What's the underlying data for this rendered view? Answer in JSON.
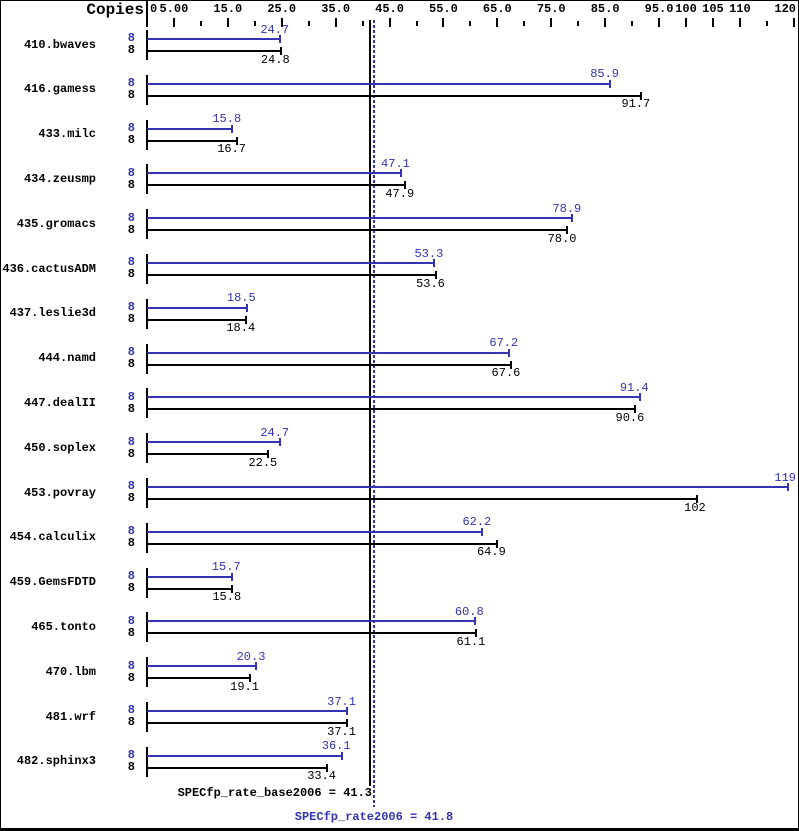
{
  "header": {
    "copies_label": "Copies"
  },
  "summary": {
    "base_text": "SPECfp_rate_base2006 = 41.3",
    "peak_text": "SPECfp_rate2006 = 41.8"
  },
  "colors": {
    "peak_blue": "#3333b3",
    "base_black": "#000000",
    "background": "#ffffff"
  },
  "chart_data": {
    "type": "bar",
    "orientation": "horizontal",
    "x_axis": {
      "min": 0,
      "max": 121.5,
      "origin_label": "0",
      "labeled_ticks": [
        {
          "value": 5,
          "label": "5.00"
        },
        {
          "value": 15,
          "label": "15.0"
        },
        {
          "value": 25,
          "label": "25.0"
        },
        {
          "value": 35,
          "label": "35.0"
        },
        {
          "value": 45,
          "label": "45.0"
        },
        {
          "value": 55,
          "label": "55.0"
        },
        {
          "value": 65,
          "label": "65.0"
        },
        {
          "value": 75,
          "label": "75.0"
        },
        {
          "value": 85,
          "label": "85.0"
        },
        {
          "value": 95,
          "label": "95.0"
        },
        {
          "value": 100,
          "label": "100"
        },
        {
          "value": 105,
          "label": "105"
        },
        {
          "value": 110,
          "label": "110"
        },
        {
          "value": 120,
          "label": "120"
        }
      ],
      "unlabeled_ticks": [
        10,
        20,
        30,
        40,
        50,
        60,
        70,
        80,
        90,
        115
      ]
    },
    "categories": [
      "410.bwaves",
      "416.gamess",
      "433.milc",
      "434.zeusmp",
      "435.gromacs",
      "436.cactusADM",
      "437.leslie3d",
      "444.namd",
      "447.dealII",
      "450.soplex",
      "453.povray",
      "454.calculix",
      "459.GemsFDTD",
      "465.tonto",
      "470.lbm",
      "481.wrf",
      "482.sphinx3"
    ],
    "series": [
      {
        "name": "peak",
        "color": "#3333b3",
        "copies": [
          8,
          8,
          8,
          8,
          8,
          8,
          8,
          8,
          8,
          8,
          8,
          8,
          8,
          8,
          8,
          8,
          8
        ],
        "values": [
          24.7,
          85.9,
          15.8,
          47.1,
          78.9,
          53.3,
          18.5,
          67.2,
          91.4,
          24.7,
          119,
          62.2,
          15.7,
          60.8,
          20.3,
          37.1,
          36.1
        ],
        "labels": [
          "24.7",
          "85.9",
          "15.8",
          "47.1",
          "78.9",
          "53.3",
          "18.5",
          "67.2",
          "91.4",
          "24.7",
          "119",
          "62.2",
          "15.7",
          "60.8",
          "20.3",
          "37.1",
          "36.1"
        ]
      },
      {
        "name": "base",
        "color": "#000000",
        "copies": [
          8,
          8,
          8,
          8,
          8,
          8,
          8,
          8,
          8,
          8,
          8,
          8,
          8,
          8,
          8,
          8,
          8
        ],
        "values": [
          24.8,
          91.7,
          16.7,
          47.9,
          78.0,
          53.6,
          18.4,
          67.6,
          90.6,
          22.5,
          102,
          64.9,
          15.8,
          61.1,
          19.1,
          37.1,
          33.4
        ],
        "labels": [
          "24.8",
          "91.7",
          "16.7",
          "47.9",
          "78.0",
          "53.6",
          "18.4",
          "67.6",
          "90.6",
          "22.5",
          "102",
          "64.9",
          "15.8",
          "61.1",
          "19.1",
          "37.1",
          "33.4"
        ]
      }
    ],
    "reference_lines": [
      {
        "series": "base",
        "value": 41.3,
        "style": "solid",
        "color": "#000000",
        "label": "SPECfp_rate_base2006 = 41.3"
      },
      {
        "series": "peak",
        "value": 41.8,
        "style": "dotted",
        "color": "#3333b3",
        "label": "SPECfp_rate2006 = 41.8"
      }
    ]
  }
}
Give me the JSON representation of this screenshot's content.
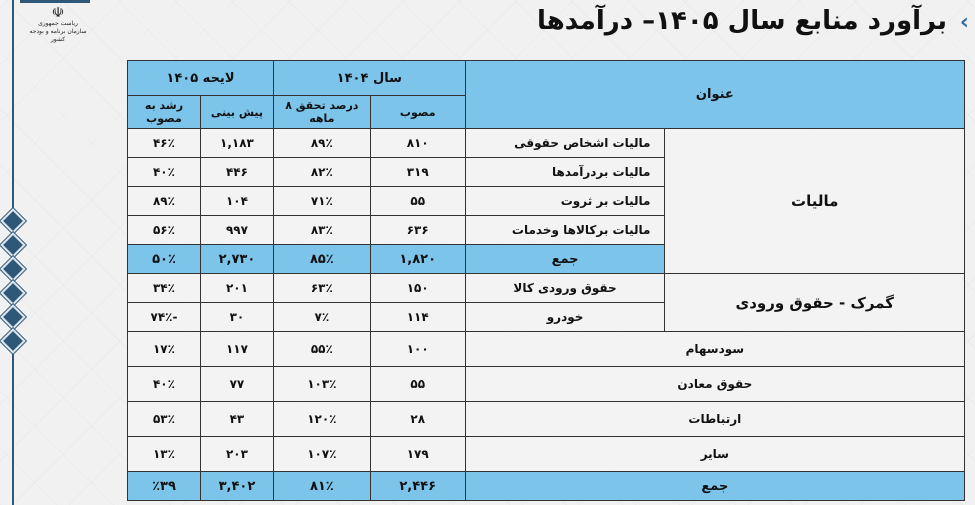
{
  "title": "برآورد منابع سال ۱۴۰۵– درآمدها",
  "logo": {
    "line1": "ریاست جمهوری",
    "line2": "سازمان برنامه و بودجه کشور"
  },
  "header": {
    "title_col": "عنوان",
    "year1404": "سال ۱۴۰۴",
    "bill1405": "لایحه ۱۴۰۵",
    "approved": "مصوب",
    "realization": "درصد تحقق ۸ ماهه",
    "forecast": "پیش بینی",
    "growth": "رشد به مصوب"
  },
  "groups": {
    "taxes": {
      "label": "مالیات",
      "rows": [
        {
          "name": "مالیات اشخاص حقوقی",
          "approved": "۸۱۰",
          "realization": "۸۹٪",
          "forecast": "۱,۱۸۳",
          "growth": "۴۶٪"
        },
        {
          "name": "مالیات بردرآمدها",
          "approved": "۳۱۹",
          "realization": "۸۲٪",
          "forecast": "۴۴۶",
          "growth": "۴۰٪"
        },
        {
          "name": "مالیات بر ثروت",
          "approved": "۵۵",
          "realization": "۷۱٪",
          "forecast": "۱۰۴",
          "growth": "۸۹٪"
        },
        {
          "name": "مالیات برکالاها وخدمات",
          "approved": "۶۳۶",
          "realization": "۸۳٪",
          "forecast": "۹۹۷",
          "growth": "۵۶٪"
        }
      ],
      "subtotal": {
        "name": "جمع",
        "approved": "۱,۸۲۰",
        "realization": "۸۵٪",
        "forecast": "۲,۷۳۰",
        "growth": "۵۰٪"
      }
    },
    "customs": {
      "label": "گمرک - حقوق ورودی",
      "rows": [
        {
          "name": "حقوق ورودی کالا",
          "approved": "۱۵۰",
          "realization": "۶۳٪",
          "forecast": "۲۰۱",
          "growth": "۳۴٪"
        },
        {
          "name": "خودرو",
          "approved": "۱۱۴",
          "realization": "۷٪",
          "forecast": "۳۰",
          "growth": "-۷۴٪"
        }
      ]
    }
  },
  "others": [
    {
      "name": "سودسهام",
      "approved": "۱۰۰",
      "realization": "۵۵٪",
      "forecast": "۱۱۷",
      "growth": "۱۷٪"
    },
    {
      "name": "حقوق معادن",
      "approved": "۵۵",
      "realization": "۱۰۳٪",
      "forecast": "۷۷",
      "growth": "۴۰٪"
    },
    {
      "name": "ارتباطات",
      "approved": "۲۸",
      "realization": "۱۲۰٪",
      "forecast": "۴۳",
      "growth": "۵۳٪"
    },
    {
      "name": "سایر",
      "approved": "۱۷۹",
      "realization": "۱۰۷٪",
      "forecast": "۲۰۳",
      "growth": "۱۳٪"
    }
  ],
  "total": {
    "name": "جمع",
    "approved": "۲,۴۴۶",
    "realization": "۸۱٪",
    "forecast": "۳,۴۰۲",
    "growth": "٪۳۹"
  },
  "colors": {
    "header": "#7cc4ea",
    "accent": "#2f5878"
  }
}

━━━━━━━━

What is needed =
From the data above, write out everything exactly except the pictures.

Complete output =
What's the underlying data for this rendered view? Answer in JSON.
{
  "header": {
    "copies_label": "Copies"
  },
  "summary": {
    "base_text": "SPECfp_rate_base2006 = 41.3",
    "peak_text": "SPECfp_rate2006 = 41.8"
  },
  "colors": {
    "peak_blue": "#3333b3",
    "base_black": "#000000",
    "background": "#ffffff"
  },
  "chart_data": {
    "type": "bar",
    "orientation": "horizontal",
    "x_axis": {
      "min": 0,
      "max": 121.5,
      "origin_label": "0",
      "labeled_ticks": [
        {
          "value": 5,
          "label": "5.00"
        },
        {
          "value": 15,
          "label": "15.0"
        },
        {
          "value": 25,
          "label": "25.0"
        },
        {
          "value": 35,
          "label": "35.0"
        },
        {
          "value": 45,
          "label": "45.0"
        },
        {
          "value": 55,
          "label": "55.0"
        },
        {
          "value": 65,
          "label": "65.0"
        },
        {
          "value": 75,
          "label": "75.0"
        },
        {
          "value": 85,
          "label": "85.0"
        },
        {
          "value": 95,
          "label": "95.0"
        },
        {
          "value": 100,
          "label": "100"
        },
        {
          "value": 105,
          "label": "105"
        },
        {
          "value": 110,
          "label": "110"
        },
        {
          "value": 120,
          "label": "120"
        }
      ],
      "unlabeled_ticks": [
        10,
        20,
        30,
        40,
        50,
        60,
        70,
        80,
        90,
        115
      ]
    },
    "categories": [
      "410.bwaves",
      "416.gamess",
      "433.milc",
      "434.zeusmp",
      "435.gromacs",
      "436.cactusADM",
      "437.leslie3d",
      "444.namd",
      "447.dealII",
      "450.soplex",
      "453.povray",
      "454.calculix",
      "459.GemsFDTD",
      "465.tonto",
      "470.lbm",
      "481.wrf",
      "482.sphinx3"
    ],
    "series": [
      {
        "name": "peak",
        "color": "#3333b3",
        "copies": [
          8,
          8,
          8,
          8,
          8,
          8,
          8,
          8,
          8,
          8,
          8,
          8,
          8,
          8,
          8,
          8,
          8
        ],
        "values": [
          24.7,
          85.9,
          15.8,
          47.1,
          78.9,
          53.3,
          18.5,
          67.2,
          91.4,
          24.7,
          119,
          62.2,
          15.7,
          60.8,
          20.3,
          37.1,
          36.1
        ],
        "labels": [
          "24.7",
          "85.9",
          "15.8",
          "47.1",
          "78.9",
          "53.3",
          "18.5",
          "67.2",
          "91.4",
          "24.7",
          "119",
          "62.2",
          "15.7",
          "60.8",
          "20.3",
          "37.1",
          "36.1"
        ]
      },
      {
        "name": "base",
        "color": "#000000",
        "copies": [
          8,
          8,
          8,
          8,
          8,
          8,
          8,
          8,
          8,
          8,
          8,
          8,
          8,
          8,
          8,
          8,
          8
        ],
        "values": [
          24.8,
          91.7,
          16.7,
          47.9,
          78.0,
          53.6,
          18.4,
          67.6,
          90.6,
          22.5,
          102,
          64.9,
          15.8,
          61.1,
          19.1,
          37.1,
          33.4
        ],
        "labels": [
          "24.8",
          "91.7",
          "16.7",
          "47.9",
          "78.0",
          "53.6",
          "18.4",
          "67.6",
          "90.6",
          "22.5",
          "102",
          "64.9",
          "15.8",
          "61.1",
          "19.1",
          "37.1",
          "33.4"
        ]
      }
    ],
    "reference_lines": [
      {
        "series": "base",
        "value": 41.3,
        "style": "solid",
        "color": "#000000",
        "label": "SPECfp_rate_base2006 = 41.3"
      },
      {
        "series": "peak",
        "value": 41.8,
        "style": "dotted",
        "color": "#3333b3",
        "label": "SPECfp_rate2006 = 41.8"
      }
    ]
  }
}
Give me the JSON representation of this screenshot's content.
{
  "title": "برآورد منابع سال ۱۴۰۵– درآمدها",
  "logo": {
    "line1": "ریاست جمهوری",
    "line2": "سازمان برنامه و بودجه کشور"
  },
  "header": {
    "title_col": "عنوان",
    "year1404": "سال ۱۴۰۴",
    "bill1405": "لایحه ۱۴۰۵",
    "approved": "مصوب",
    "realization": "درصد تحقق ۸ ماهه",
    "forecast": "پیش بینی",
    "growth": "رشد به مصوب"
  },
  "groups": {
    "taxes": {
      "label": "مالیات",
      "rows": [
        {
          "name": "مالیات اشخاص حقوقی",
          "approved": "۸۱۰",
          "realization": "۸۹٪",
          "forecast": "۱,۱۸۳",
          "growth": "۴۶٪"
        },
        {
          "name": "مالیات بردرآمدها",
          "approved": "۳۱۹",
          "realization": "۸۲٪",
          "forecast": "۴۴۶",
          "growth": "۴۰٪"
        },
        {
          "name": "مالیات بر ثروت",
          "approved": "۵۵",
          "realization": "۷۱٪",
          "forecast": "۱۰۴",
          "growth": "۸۹٪"
        },
        {
          "name": "مالیات برکالاها وخدمات",
          "approved": "۶۳۶",
          "realization": "۸۳٪",
          "forecast": "۹۹۷",
          "growth": "۵۶٪"
        }
      ],
      "subtotal": {
        "name": "جمع",
        "approved": "۱,۸۲۰",
        "realization": "۸۵٪",
        "forecast": "۲,۷۳۰",
        "growth": "۵۰٪"
      }
    },
    "customs": {
      "label": "گمرک - حقوق ورودی",
      "rows": [
        {
          "name": "حقوق ورودی کالا",
          "approved": "۱۵۰",
          "realization": "۶۳٪",
          "forecast": "۲۰۱",
          "growth": "۳۴٪"
        },
        {
          "name": "خودرو",
          "approved": "۱۱۴",
          "realization": "۷٪",
          "forecast": "۳۰",
          "growth": "-۷۴٪"
        }
      ]
    }
  },
  "others": [
    {
      "name": "سودسهام",
      "approved": "۱۰۰",
      "realization": "۵۵٪",
      "forecast": "۱۱۷",
      "growth": "۱۷٪"
    },
    {
      "name": "حقوق معادن",
      "approved": "۵۵",
      "realization": "۱۰۳٪",
      "forecast": "۷۷",
      "growth": "۴۰٪"
    },
    {
      "name": "ارتباطات",
      "approved": "۲۸",
      "realization": "۱۲۰٪",
      "forecast": "۴۳",
      "growth": "۵۳٪"
    },
    {
      "name": "سایر",
      "approved": "۱۷۹",
      "realization": "۱۰۷٪",
      "forecast": "۲۰۳",
      "growth": "۱۳٪"
    }
  ],
  "total": {
    "name": "جمع",
    "approved": "۲,۴۴۶",
    "realization": "۸۱٪",
    "forecast": "۳,۴۰۲",
    "growth": "٪۳۹"
  },
  "colors": {
    "header": "#7cc4ea",
    "accent": "#2f5878"
  }
}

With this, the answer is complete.